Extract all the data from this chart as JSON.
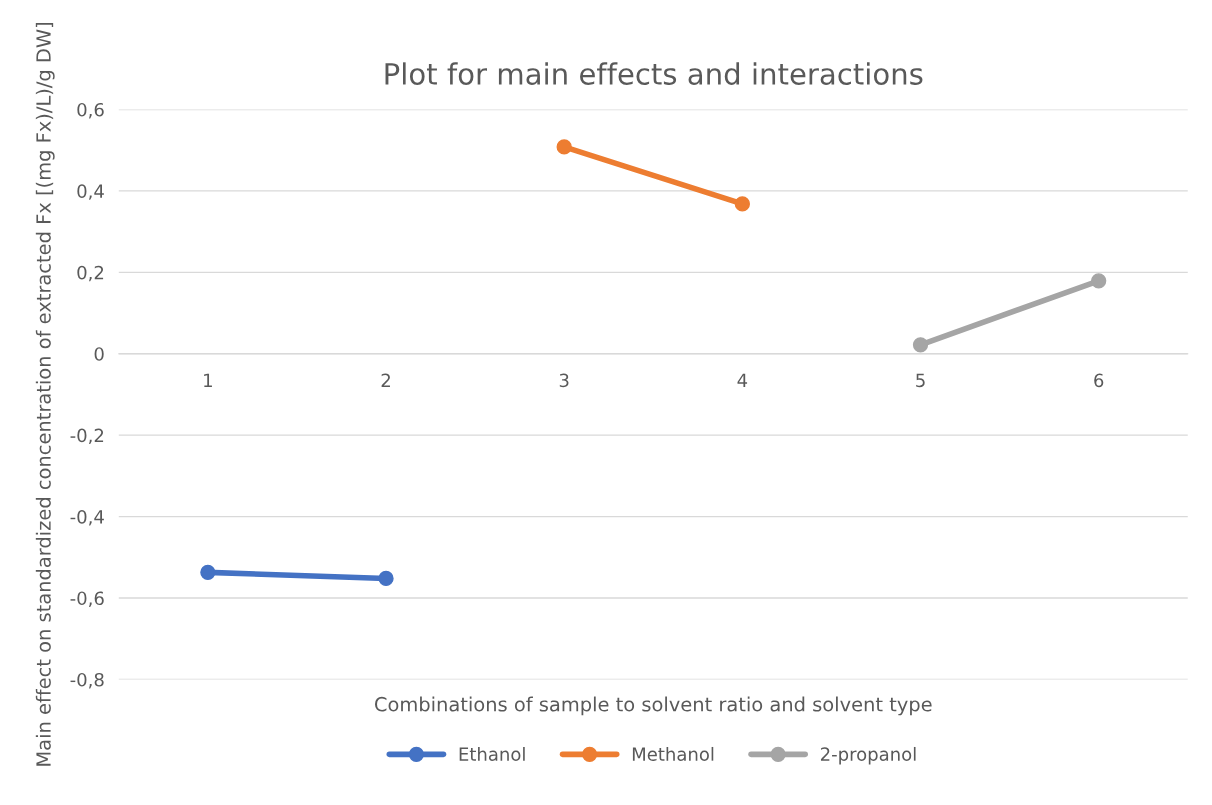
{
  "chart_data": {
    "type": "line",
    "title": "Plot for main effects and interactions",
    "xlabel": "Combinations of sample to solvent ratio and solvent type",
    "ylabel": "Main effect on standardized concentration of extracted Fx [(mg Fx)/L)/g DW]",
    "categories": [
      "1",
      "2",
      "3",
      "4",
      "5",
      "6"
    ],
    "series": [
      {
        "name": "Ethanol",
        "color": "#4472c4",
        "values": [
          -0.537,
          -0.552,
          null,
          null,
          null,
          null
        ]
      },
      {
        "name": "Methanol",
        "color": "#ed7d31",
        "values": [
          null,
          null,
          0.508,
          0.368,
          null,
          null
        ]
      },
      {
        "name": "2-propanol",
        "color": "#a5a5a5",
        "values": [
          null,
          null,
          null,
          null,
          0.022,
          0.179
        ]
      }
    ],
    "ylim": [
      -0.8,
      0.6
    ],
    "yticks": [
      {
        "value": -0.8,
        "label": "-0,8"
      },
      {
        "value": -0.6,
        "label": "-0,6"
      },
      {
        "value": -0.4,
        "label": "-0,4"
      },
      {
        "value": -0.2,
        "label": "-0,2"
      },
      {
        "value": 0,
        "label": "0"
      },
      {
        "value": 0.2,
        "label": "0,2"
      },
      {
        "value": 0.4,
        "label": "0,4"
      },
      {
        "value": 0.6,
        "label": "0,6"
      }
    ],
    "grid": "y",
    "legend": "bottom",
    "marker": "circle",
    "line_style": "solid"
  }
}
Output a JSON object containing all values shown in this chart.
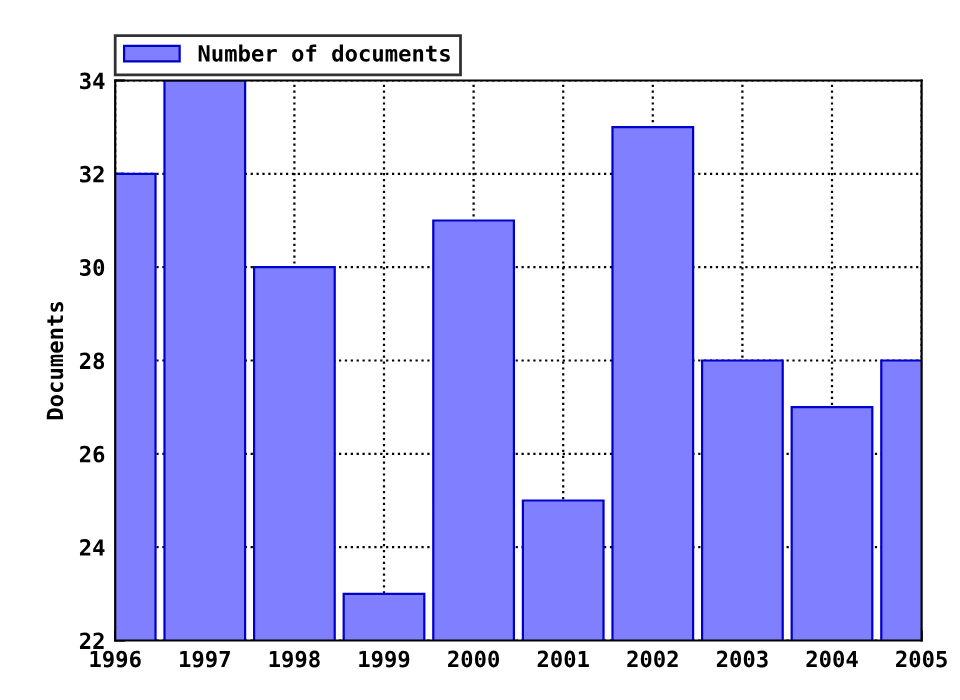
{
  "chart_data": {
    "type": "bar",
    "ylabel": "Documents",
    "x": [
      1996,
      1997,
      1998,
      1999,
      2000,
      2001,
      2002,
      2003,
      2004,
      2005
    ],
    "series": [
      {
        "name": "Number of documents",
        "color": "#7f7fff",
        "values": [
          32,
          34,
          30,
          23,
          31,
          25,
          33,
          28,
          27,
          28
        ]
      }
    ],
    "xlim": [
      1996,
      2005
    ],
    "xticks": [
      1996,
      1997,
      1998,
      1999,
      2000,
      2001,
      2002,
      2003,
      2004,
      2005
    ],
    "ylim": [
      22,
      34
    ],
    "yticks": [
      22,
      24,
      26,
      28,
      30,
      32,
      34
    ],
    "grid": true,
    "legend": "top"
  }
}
□ □ □ □
• EXERCISE DETAILS
Which lines hold the string "JSON"? Copy all of them from the data above.

• ANSWER TO THIS TASK
Extract all the data from this chart as JSON.
Output a JSON object containing all values shown in this chart.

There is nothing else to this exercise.